Direction:
Below is some material; set it all down exactly, apart from the pictures.

(Saved entries)
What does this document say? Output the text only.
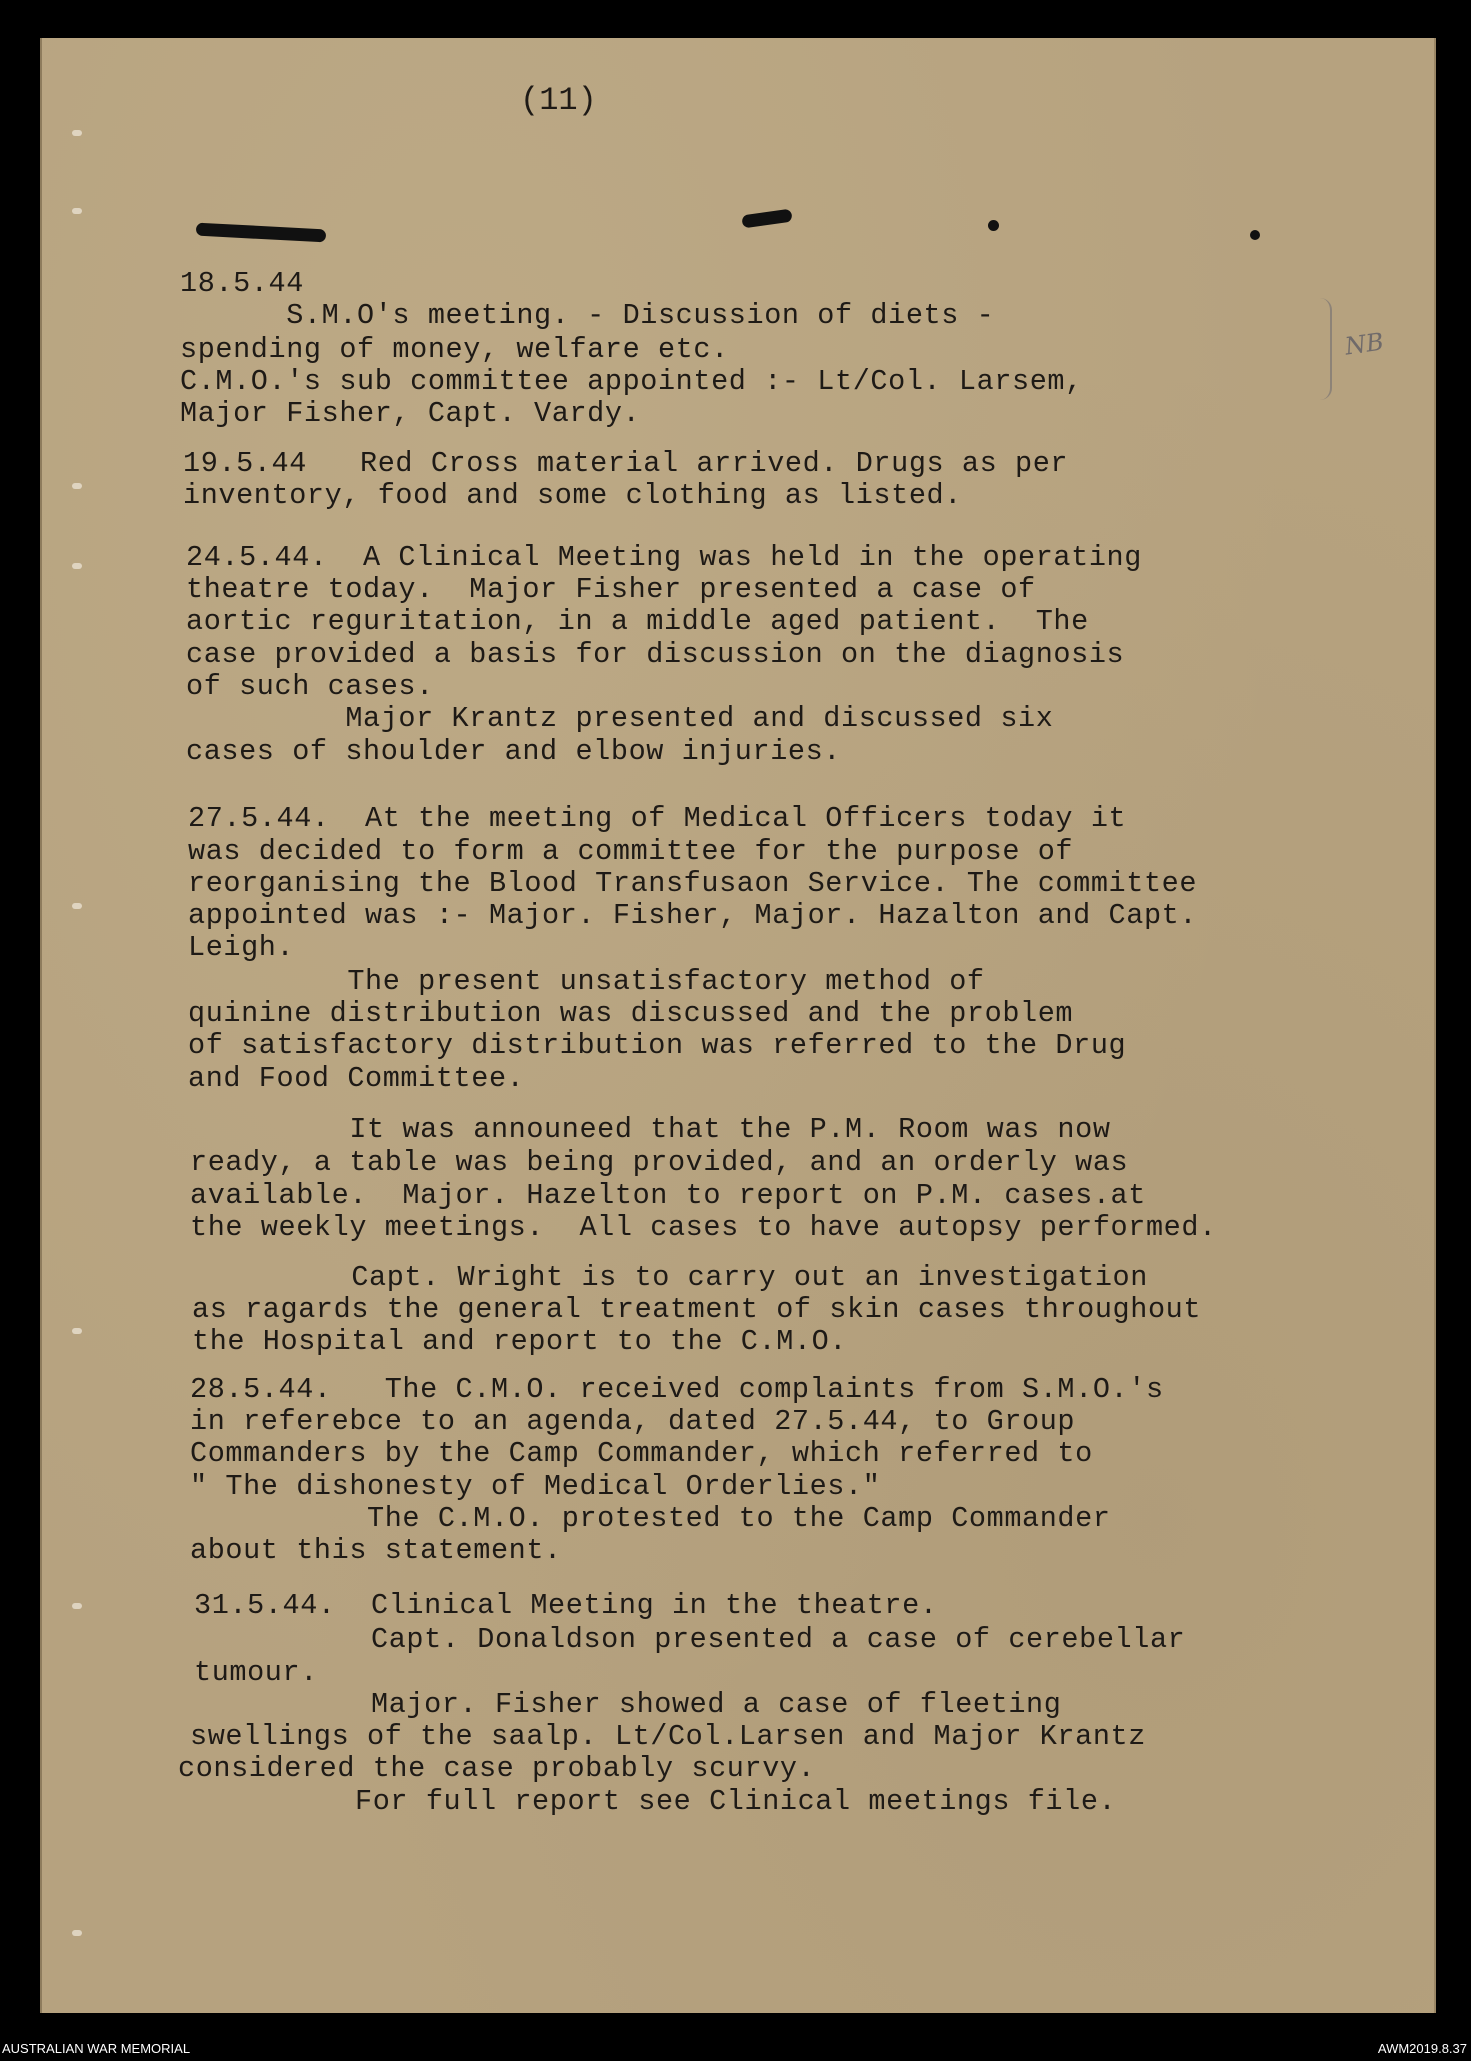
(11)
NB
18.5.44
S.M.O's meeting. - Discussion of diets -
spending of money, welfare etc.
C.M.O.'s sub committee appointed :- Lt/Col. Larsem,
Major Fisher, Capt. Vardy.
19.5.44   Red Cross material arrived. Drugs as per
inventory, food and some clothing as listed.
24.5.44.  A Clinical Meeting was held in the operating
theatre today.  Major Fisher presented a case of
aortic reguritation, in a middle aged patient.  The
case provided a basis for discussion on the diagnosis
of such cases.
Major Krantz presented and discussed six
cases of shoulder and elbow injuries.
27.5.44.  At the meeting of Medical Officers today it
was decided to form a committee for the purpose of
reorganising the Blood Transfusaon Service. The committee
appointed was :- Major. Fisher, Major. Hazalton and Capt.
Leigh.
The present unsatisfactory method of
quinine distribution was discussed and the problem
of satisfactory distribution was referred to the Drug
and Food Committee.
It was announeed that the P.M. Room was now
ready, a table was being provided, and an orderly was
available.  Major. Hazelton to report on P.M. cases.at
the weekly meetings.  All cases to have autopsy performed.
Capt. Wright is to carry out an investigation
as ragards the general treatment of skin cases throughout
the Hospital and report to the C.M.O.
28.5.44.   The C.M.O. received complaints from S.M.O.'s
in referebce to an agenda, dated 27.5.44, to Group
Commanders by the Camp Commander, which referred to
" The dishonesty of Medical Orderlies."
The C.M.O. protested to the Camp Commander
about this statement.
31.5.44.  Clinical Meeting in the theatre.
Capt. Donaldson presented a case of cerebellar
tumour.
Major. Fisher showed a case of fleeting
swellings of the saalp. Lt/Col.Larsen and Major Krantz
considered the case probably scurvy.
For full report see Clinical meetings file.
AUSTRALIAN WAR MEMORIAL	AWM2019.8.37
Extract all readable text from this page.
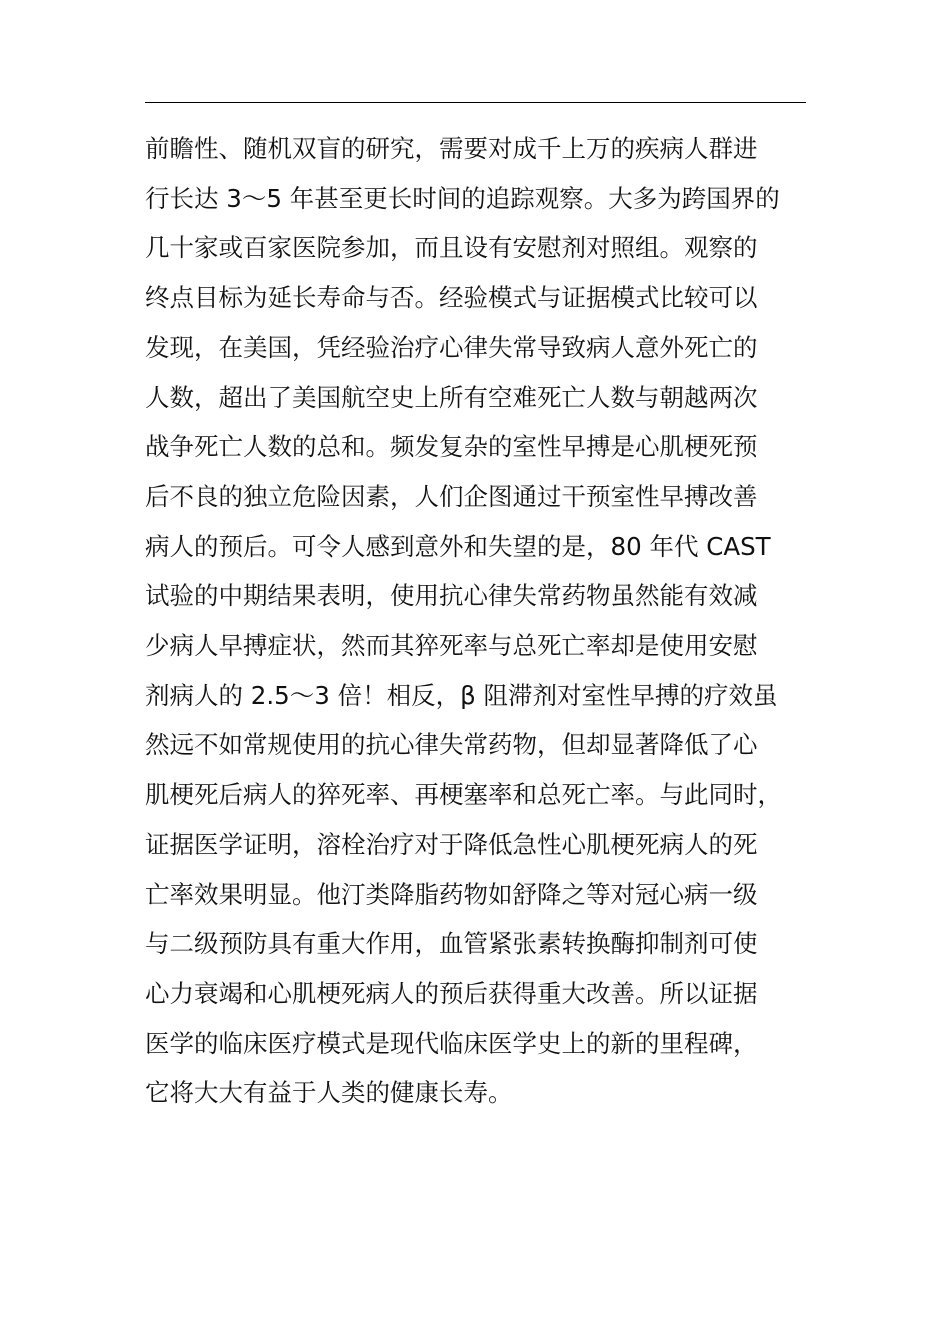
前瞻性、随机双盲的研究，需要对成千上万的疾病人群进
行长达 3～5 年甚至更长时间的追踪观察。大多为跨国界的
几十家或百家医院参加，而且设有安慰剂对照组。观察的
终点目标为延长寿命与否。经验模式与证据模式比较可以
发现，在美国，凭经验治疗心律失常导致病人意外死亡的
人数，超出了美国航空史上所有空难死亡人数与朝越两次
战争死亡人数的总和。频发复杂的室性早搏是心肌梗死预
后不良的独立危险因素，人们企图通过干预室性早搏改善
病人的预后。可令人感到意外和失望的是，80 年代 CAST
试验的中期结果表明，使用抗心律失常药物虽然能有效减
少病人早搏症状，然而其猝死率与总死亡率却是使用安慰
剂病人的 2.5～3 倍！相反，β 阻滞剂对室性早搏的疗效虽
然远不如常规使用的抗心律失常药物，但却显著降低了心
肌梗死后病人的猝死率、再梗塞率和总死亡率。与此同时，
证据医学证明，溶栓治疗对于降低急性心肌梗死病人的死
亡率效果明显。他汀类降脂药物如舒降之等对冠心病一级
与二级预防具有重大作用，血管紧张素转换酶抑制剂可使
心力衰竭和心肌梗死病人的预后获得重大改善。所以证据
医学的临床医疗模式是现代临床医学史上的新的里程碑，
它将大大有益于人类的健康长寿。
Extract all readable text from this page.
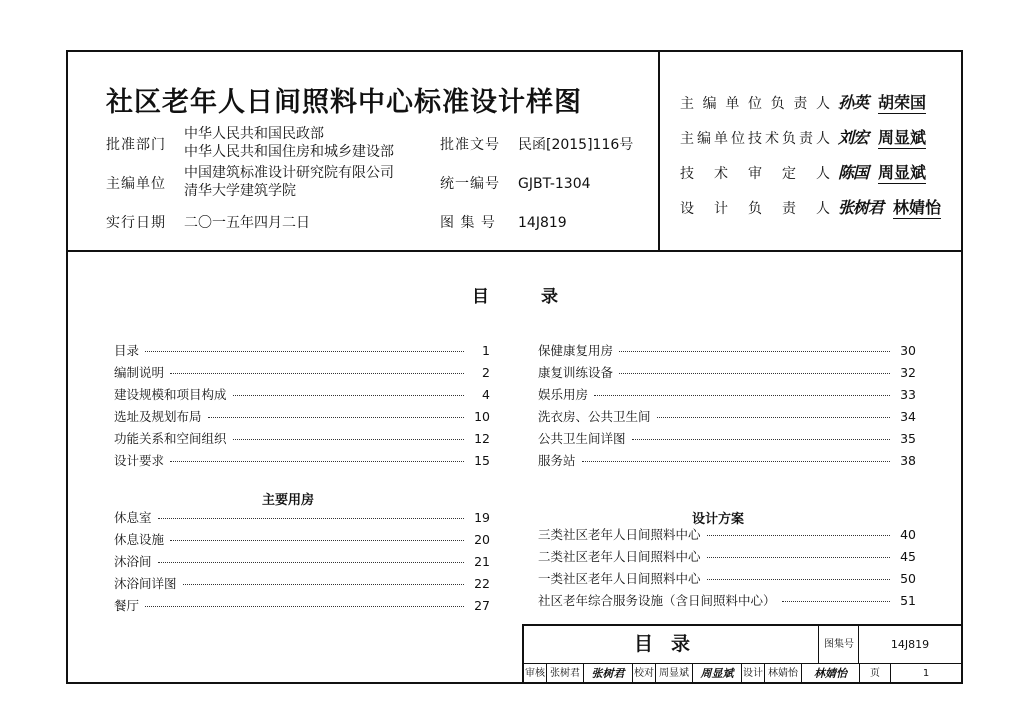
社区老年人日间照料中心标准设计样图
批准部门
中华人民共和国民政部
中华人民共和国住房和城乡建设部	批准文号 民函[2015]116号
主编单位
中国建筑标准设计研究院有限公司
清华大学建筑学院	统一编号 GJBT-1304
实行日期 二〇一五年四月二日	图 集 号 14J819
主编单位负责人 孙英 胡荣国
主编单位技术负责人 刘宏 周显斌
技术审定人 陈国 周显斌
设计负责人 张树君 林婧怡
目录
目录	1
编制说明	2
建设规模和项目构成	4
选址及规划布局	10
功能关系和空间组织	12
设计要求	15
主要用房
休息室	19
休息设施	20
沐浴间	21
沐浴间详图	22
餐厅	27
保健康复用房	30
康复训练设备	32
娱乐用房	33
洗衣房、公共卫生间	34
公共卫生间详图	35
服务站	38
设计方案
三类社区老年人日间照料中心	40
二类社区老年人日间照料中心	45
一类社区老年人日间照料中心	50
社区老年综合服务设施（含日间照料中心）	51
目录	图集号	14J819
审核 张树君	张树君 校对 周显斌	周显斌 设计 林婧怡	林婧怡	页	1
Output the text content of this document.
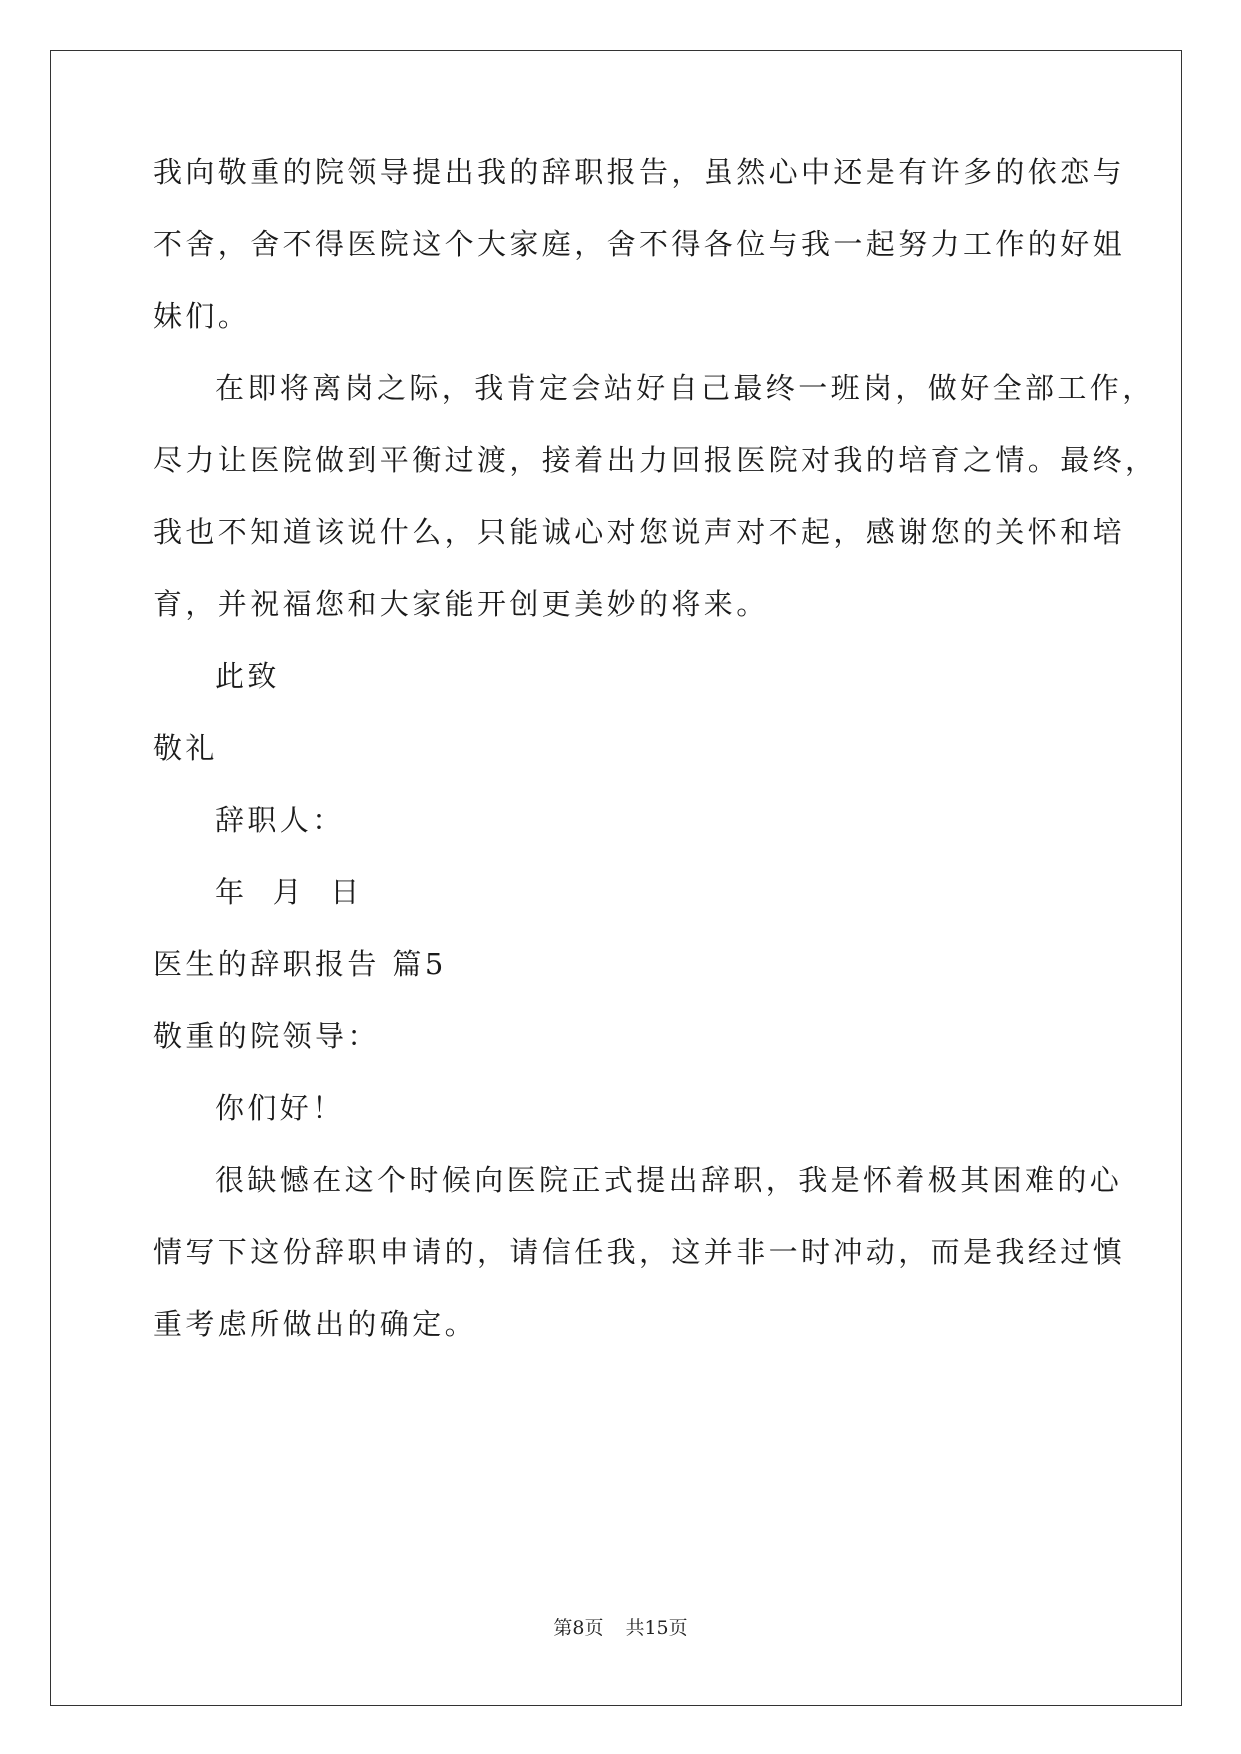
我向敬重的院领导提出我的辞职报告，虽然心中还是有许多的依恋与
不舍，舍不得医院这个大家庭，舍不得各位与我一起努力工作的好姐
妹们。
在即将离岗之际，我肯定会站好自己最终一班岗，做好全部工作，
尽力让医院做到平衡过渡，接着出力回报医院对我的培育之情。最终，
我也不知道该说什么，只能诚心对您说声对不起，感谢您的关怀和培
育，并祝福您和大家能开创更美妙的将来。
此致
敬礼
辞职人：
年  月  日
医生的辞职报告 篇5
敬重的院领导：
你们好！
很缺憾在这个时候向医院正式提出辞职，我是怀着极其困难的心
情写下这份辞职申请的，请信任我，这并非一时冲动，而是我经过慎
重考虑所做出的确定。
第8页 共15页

Problem solution:
What does this document say? Output the text only.
(11)
NB
18.5.44
S.M.O's meeting. - Discussion of diets -
spending of money, welfare etc.
C.M.O.'s sub committee appointed :- Lt/Col. Larsem,
Major Fisher, Capt. Vardy.
19.5.44   Red Cross material arrived. Drugs as per
inventory, food and some clothing as listed.
24.5.44.  A Clinical Meeting was held in the operating
theatre today.  Major Fisher presented a case of
aortic reguritation, in a middle aged patient.  The
case provided a basis for discussion on the diagnosis
of such cases.
Major Krantz presented and discussed six
cases of shoulder and elbow injuries.
27.5.44.  At the meeting of Medical Officers today it
was decided to form a committee for the purpose of
reorganising the Blood Transfusaon Service. The committee
appointed was :- Major. Fisher, Major. Hazalton and Capt.
Leigh.
The present unsatisfactory method of
quinine distribution was discussed and the problem
of satisfactory distribution was referred to the Drug
and Food Committee.
It was announeed that the P.M. Room was now
ready, a table was being provided, and an orderly was
available.  Major. Hazelton to report on P.M. cases.at
the weekly meetings.  All cases to have autopsy performed.
Capt. Wright is to carry out an investigation
as ragards the general treatment of skin cases throughout
the Hospital and report to the C.M.O.
28.5.44.   The C.M.O. received complaints from S.M.O.'s
in referebce to an agenda, dated 27.5.44, to Group
Commanders by the Camp Commander, which referred to
" The dishonesty of Medical Orderlies."
The C.M.O. protested to the Camp Commander
about this statement.
31.5.44.  Clinical Meeting in the theatre.
Capt. Donaldson presented a case of cerebellar
tumour.
Major. Fisher showed a case of fleeting
swellings of the saalp. Lt/Col.Larsen and Major Krantz
considered the case probably scurvy.
For full report see Clinical meetings file.
AUSTRALIAN WAR MEMORIAL	AWM2019.8.37
Extract all readable text from this page.
前瞻性、随机双盲的研究，需要对成千上万的疾病人群进
行长达 3～5 年甚至更长时间的追踪观察。大多为跨国界的
几十家或百家医院参加，而且设有安慰剂对照组。观察的
终点目标为延长寿命与否。经验模式与证据模式比较可以
发现，在美国，凭经验治疗心律失常导致病人意外死亡的
人数，超出了美国航空史上所有空难死亡人数与朝越两次
战争死亡人数的总和。频发复杂的室性早搏是心肌梗死预
后不良的独立危险因素，人们企图通过干预室性早搏改善
病人的预后。可令人感到意外和失望的是，80 年代 CAST
试验的中期结果表明，使用抗心律失常药物虽然能有效减
少病人早搏症状，然而其猝死率与总死亡率却是使用安慰
剂病人的 2.5～3 倍！相反，β 阻滞剂对室性早搏的疗效虽
然远不如常规使用的抗心律失常药物，但却显著降低了心
肌梗死后病人的猝死率、再梗塞率和总死亡率。与此同时，
证据医学证明，溶栓治疗对于降低急性心肌梗死病人的死
亡率效果明显。他汀类降脂药物如舒降之等对冠心病一级
与二级预防具有重大作用，血管紧张素转换酶抑制剂可使
心力衰竭和心肌梗死病人的预后获得重大改善。所以证据
医学的临床医疗模式是现代临床医学史上的新的里程碑，
它将大大有益于人类的健康长寿。
Extract all readable text from this page.
社区老年人日间照料中心标准设计样图
批准部门
中华人民共和国民政部
中华人民共和国住房和城乡建设部	批准文号 民函[2015]116号
主编单位
中国建筑标准设计研究院有限公司
清华大学建筑学院	统一编号 GJBT-1304
实行日期 二〇一五年四月二日	图 集 号 14J819
主编单位负责人 孙英 胡荣国
主编单位技术负责人 刘宏 周显斌
技术审定人 陈国 周显斌
设计负责人 张树君 林婧怡
目录
目录	1
编制说明	2
建设规模和项目构成	4
选址及规划布局	10
功能关系和空间组织	12
设计要求	15
主要用房
休息室	19
休息设施	20
沐浴间	21
沐浴间详图	22
餐厅	27
保健康复用房	30
康复训练设备	32
娱乐用房	33
洗衣房、公共卫生间	34
公共卫生间详图	35
服务站	38
设计方案
三类社区老年人日间照料中心	40
二类社区老年人日间照料中心	45
一类社区老年人日间照料中心	50
社区老年综合服务设施（含日间照料中心）	51
目录	图集号	14J819
审核 张树君	张树君 校对 周显斌	周显斌 设计 林婧怡	林婧怡	页	1
Output the text content of this document.
我向敬重的院领导提出我的辞职报告，虽然心中还是有许多的依恋与
不舍，舍不得医院这个大家庭，舍不得各位与我一起努力工作的好姐
妹们。
在即将离岗之际，我肯定会站好自己最终一班岗，做好全部工作，
尽力让医院做到平衡过渡，接着出力回报医院对我的培育之情。最终，
我也不知道该说什么，只能诚心对您说声对不起，感谢您的关怀和培
育，并祝福您和大家能开创更美妙的将来。
此致
敬礼
辞职人：
年  月  日
医生的辞职报告 篇5
敬重的院领导：
你们好！
很缺憾在这个时候向医院正式提出辞职，我是怀着极其困难的心
情写下这份辞职申请的，请信任我，这并非一时冲动，而是我经过慎
重考虑所做出的确定。
第8页 共15页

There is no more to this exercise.